Retype every line of the entries below without changing anything.
## Begin Information supplied
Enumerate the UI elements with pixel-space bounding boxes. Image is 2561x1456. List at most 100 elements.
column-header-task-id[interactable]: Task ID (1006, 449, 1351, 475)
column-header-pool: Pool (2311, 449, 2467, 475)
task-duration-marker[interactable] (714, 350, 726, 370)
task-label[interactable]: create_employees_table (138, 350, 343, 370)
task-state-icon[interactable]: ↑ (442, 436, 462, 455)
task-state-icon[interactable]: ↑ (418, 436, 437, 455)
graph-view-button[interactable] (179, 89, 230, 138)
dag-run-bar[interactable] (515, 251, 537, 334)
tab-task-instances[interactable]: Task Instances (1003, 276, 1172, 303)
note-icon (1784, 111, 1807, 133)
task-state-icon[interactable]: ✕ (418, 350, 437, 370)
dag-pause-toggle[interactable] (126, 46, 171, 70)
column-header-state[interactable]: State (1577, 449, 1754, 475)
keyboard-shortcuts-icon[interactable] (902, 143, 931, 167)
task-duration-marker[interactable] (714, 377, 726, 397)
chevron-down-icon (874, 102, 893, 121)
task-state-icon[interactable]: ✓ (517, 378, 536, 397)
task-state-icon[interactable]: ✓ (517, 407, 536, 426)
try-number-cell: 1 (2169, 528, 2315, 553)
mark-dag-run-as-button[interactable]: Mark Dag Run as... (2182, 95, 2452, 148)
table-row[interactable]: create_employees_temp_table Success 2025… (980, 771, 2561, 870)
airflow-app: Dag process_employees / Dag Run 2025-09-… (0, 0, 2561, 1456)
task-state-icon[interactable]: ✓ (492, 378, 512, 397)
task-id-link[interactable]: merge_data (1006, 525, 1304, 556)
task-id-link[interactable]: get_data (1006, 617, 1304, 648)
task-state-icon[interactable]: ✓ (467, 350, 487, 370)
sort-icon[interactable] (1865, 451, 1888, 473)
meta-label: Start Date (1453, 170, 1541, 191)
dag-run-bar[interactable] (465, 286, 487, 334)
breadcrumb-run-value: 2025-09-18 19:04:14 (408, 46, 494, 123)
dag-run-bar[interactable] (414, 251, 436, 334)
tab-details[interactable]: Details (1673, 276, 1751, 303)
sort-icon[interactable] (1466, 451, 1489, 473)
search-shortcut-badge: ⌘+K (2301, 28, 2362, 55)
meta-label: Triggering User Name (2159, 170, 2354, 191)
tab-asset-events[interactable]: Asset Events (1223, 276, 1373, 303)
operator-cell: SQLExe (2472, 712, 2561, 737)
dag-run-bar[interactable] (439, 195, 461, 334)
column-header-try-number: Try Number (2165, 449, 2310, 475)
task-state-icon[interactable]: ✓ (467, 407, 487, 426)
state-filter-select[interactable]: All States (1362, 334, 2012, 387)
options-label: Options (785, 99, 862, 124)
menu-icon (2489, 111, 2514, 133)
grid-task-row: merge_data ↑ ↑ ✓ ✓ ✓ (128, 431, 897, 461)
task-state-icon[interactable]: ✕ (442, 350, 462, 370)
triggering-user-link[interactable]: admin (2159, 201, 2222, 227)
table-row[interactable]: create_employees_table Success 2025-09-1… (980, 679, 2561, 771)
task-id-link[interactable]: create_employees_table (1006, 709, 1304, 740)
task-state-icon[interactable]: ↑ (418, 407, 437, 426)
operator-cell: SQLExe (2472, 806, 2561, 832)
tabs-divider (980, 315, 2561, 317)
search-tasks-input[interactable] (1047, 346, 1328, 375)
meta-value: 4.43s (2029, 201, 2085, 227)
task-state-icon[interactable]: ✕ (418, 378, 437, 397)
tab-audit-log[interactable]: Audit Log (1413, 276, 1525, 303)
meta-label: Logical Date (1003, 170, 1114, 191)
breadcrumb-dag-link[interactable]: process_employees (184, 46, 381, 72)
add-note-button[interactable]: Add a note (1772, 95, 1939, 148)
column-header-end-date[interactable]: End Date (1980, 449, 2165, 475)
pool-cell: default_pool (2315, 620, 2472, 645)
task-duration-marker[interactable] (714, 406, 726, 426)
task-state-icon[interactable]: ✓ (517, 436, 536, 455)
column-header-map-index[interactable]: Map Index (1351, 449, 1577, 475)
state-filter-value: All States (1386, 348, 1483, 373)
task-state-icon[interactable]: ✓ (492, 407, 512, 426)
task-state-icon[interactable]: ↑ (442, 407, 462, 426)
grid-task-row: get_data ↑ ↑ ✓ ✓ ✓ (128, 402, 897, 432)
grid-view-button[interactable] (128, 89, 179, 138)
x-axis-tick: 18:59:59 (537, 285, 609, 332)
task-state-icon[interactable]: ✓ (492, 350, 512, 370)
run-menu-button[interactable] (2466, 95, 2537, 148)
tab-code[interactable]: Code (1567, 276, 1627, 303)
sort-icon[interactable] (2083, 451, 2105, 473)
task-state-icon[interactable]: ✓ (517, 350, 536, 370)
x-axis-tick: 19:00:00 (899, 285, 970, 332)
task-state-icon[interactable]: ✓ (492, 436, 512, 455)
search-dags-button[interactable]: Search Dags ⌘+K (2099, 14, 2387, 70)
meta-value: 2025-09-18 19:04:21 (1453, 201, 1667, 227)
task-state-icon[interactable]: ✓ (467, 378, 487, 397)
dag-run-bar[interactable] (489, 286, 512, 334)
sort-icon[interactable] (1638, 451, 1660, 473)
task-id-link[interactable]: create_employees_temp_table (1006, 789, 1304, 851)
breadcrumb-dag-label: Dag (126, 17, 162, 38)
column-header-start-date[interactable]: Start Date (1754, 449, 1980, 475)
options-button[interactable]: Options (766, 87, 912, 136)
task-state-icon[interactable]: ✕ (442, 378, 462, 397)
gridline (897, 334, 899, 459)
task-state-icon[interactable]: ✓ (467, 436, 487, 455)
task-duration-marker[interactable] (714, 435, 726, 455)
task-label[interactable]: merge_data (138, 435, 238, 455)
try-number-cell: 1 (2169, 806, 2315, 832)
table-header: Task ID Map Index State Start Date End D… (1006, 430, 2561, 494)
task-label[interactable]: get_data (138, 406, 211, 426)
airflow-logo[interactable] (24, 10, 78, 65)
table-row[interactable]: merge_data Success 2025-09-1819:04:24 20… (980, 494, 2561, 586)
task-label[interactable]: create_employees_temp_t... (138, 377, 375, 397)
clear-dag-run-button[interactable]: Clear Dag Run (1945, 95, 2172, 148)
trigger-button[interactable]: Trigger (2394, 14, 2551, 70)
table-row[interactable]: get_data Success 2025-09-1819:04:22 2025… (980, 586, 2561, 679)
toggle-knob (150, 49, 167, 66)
## End Information supplied
• _The solution_:
Enumerate the UI elements with pixel-space bounding boxes. Image is 2561x1456. List at most 100 elements.
column-header-task-id[interactable]: Task ID (1006, 449, 1351, 475)
column-header-pool: Pool (2311, 449, 2467, 475)
task-duration-marker[interactable] (714, 350, 726, 370)
task-label[interactable]: create_employees_table (138, 350, 343, 370)
task-state-icon[interactable]: ↑ (442, 436, 462, 455)
task-state-icon[interactable]: ↑ (418, 436, 437, 455)
graph-view-button[interactable] (179, 89, 230, 138)
dag-run-bar[interactable] (515, 251, 537, 334)
tab-task-instances[interactable]: Task Instances (1003, 276, 1172, 303)
note-icon (1784, 111, 1807, 133)
task-state-icon[interactable]: ✕ (418, 350, 437, 370)
dag-pause-toggle[interactable] (126, 46, 171, 70)
column-header-state[interactable]: State (1577, 449, 1754, 475)
keyboard-shortcuts-icon[interactable] (902, 143, 931, 167)
task-duration-marker[interactable] (714, 377, 726, 397)
chevron-down-icon (874, 102, 893, 121)
task-state-icon[interactable]: ✓ (517, 378, 536, 397)
task-state-icon[interactable]: ✓ (517, 407, 536, 426)
try-number-cell: 1 (2169, 528, 2315, 553)
mark-dag-run-as-button[interactable]: Mark Dag Run as... (2182, 95, 2452, 148)
table-row[interactable]: create_employees_temp_table Success 2025… (980, 771, 2561, 870)
airflow-app: Dag process_employees / Dag Run 2025-09-… (0, 0, 2561, 1456)
task-state-icon[interactable]: ✓ (492, 378, 512, 397)
task-id-link[interactable]: merge_data (1006, 525, 1304, 556)
task-id-link[interactable]: get_data (1006, 617, 1304, 648)
task-state-icon[interactable]: ✓ (467, 350, 487, 370)
sort-icon[interactable] (1865, 451, 1888, 473)
meta-label: Start Date (1453, 170, 1541, 191)
dag-run-bar[interactable] (465, 286, 487, 334)
breadcrumb-run-value: 2025-09-18 19:04:14 (408, 46, 494, 123)
dag-run-bar[interactable] (414, 251, 436, 334)
tab-details[interactable]: Details (1673, 276, 1751, 303)
sort-icon[interactable] (1466, 451, 1489, 473)
search-shortcut-badge: ⌘+K (2301, 28, 2362, 55)
meta-label: Triggering User Name (2159, 170, 2354, 191)
tab-asset-events[interactable]: Asset Events (1223, 276, 1373, 303)
operator-cell: SQLExe (2472, 712, 2561, 737)
dag-run-bar[interactable] (439, 195, 461, 334)
column-header-try-number: Try Number (2165, 449, 2310, 475)
task-state-icon[interactable]: ✓ (467, 407, 487, 426)
state-filter-select[interactable]: All States (1362, 334, 2012, 387)
options-label: Options (785, 99, 862, 124)
menu-icon (2489, 111, 2514, 133)
grid-task-row: merge_data ↑ ↑ ✓ ✓ ✓ (128, 431, 897, 461)
task-state-icon[interactable]: ✕ (442, 350, 462, 370)
triggering-user-link[interactable]: admin (2159, 201, 2222, 227)
table-row[interactable]: create_employees_table Success 2025-09-1… (980, 679, 2561, 771)
task-id-link[interactable]: create_employees_table (1006, 709, 1304, 740)
task-state-icon[interactable]: ↑ (418, 407, 437, 426)
operator-cell: SQLExe (2472, 806, 2561, 832)
tabs-divider (980, 315, 2561, 317)
search-tasks-input[interactable] (1047, 346, 1328, 375)
meta-value: 4.43s (2029, 201, 2085, 227)
task-state-icon[interactable]: ✕ (418, 378, 437, 397)
tab-audit-log[interactable]: Audit Log (1413, 276, 1525, 303)
meta-label: Logical Date (1003, 170, 1114, 191)
breadcrumb-dag-link[interactable]: process_employees (184, 46, 381, 72)
add-note-button[interactable]: Add a note (1772, 95, 1939, 148)
column-header-end-date[interactable]: End Date (1980, 449, 2165, 475)
pool-cell: default_pool (2315, 620, 2472, 645)
task-duration-marker[interactable] (714, 406, 726, 426)
task-state-icon[interactable]: ✓ (517, 436, 536, 455)
column-header-map-index[interactable]: Map Index (1351, 449, 1577, 475)
state-filter-value: All States (1386, 348, 1483, 373)
task-state-icon[interactable]: ✓ (492, 407, 512, 426)
task-state-icon[interactable]: ↑ (442, 407, 462, 426)
grid-task-row: get_data ↑ ↑ ✓ ✓ ✓ (128, 402, 897, 432)
grid-view-button[interactable] (128, 89, 179, 138)
x-axis-tick: 18:59:59 (537, 285, 609, 332)
task-state-icon[interactable]: ✓ (492, 350, 512, 370)
run-menu-button[interactable] (2466, 95, 2537, 148)
tab-code[interactable]: Code (1567, 276, 1627, 303)
sort-icon[interactable] (2083, 451, 2105, 473)
task-state-icon[interactable]: ✓ (517, 350, 536, 370)
x-axis-tick: 19:00:00 (899, 285, 970, 332)
task-state-icon[interactable]: ✓ (492, 436, 512, 455)
search-dags-button[interactable]: Search Dags ⌘+K (2099, 14, 2387, 70)
meta-value: 2025-09-18 19:04:21 (1453, 201, 1667, 227)
task-state-icon[interactable]: ✓ (467, 378, 487, 397)
dag-run-bar[interactable] (489, 286, 512, 334)
sort-icon[interactable] (1638, 451, 1660, 473)
task-id-link[interactable]: create_employees_temp_table (1006, 789, 1304, 851)
breadcrumb-dag-label: Dag (126, 17, 162, 38)
column-header-start-date[interactable]: Start Date (1754, 449, 1980, 475)
options-button[interactable]: Options (766, 87, 912, 136)
task-state-icon[interactable]: ✕ (442, 378, 462, 397)
gridline (897, 334, 899, 459)
task-state-icon[interactable]: ✓ (467, 436, 487, 455)
task-duration-marker[interactable] (714, 435, 726, 455)
task-label[interactable]: merge_data (138, 435, 238, 455)
try-number-cell: 1 (2169, 806, 2315, 832)
table-header: Task ID Map Index State Start Date End D… (1006, 430, 2561, 494)
task-label[interactable]: get_data (138, 406, 211, 426)
airflow-logo[interactable] (24, 10, 78, 65)
table-row[interactable]: merge_data Success 2025-09-1819:04:24 20… (980, 494, 2561, 586)
task-label[interactable]: create_employees_temp_t... (138, 377, 375, 397)
clear-dag-run-button[interactable]: Clear Dag Run (1945, 95, 2172, 148)
trigger-button[interactable]: Trigger (2394, 14, 2551, 70)
table-row[interactable]: get_data Success 2025-09-1819:04:22 2025… (980, 586, 2561, 679)
toggle-knob (150, 49, 167, 66)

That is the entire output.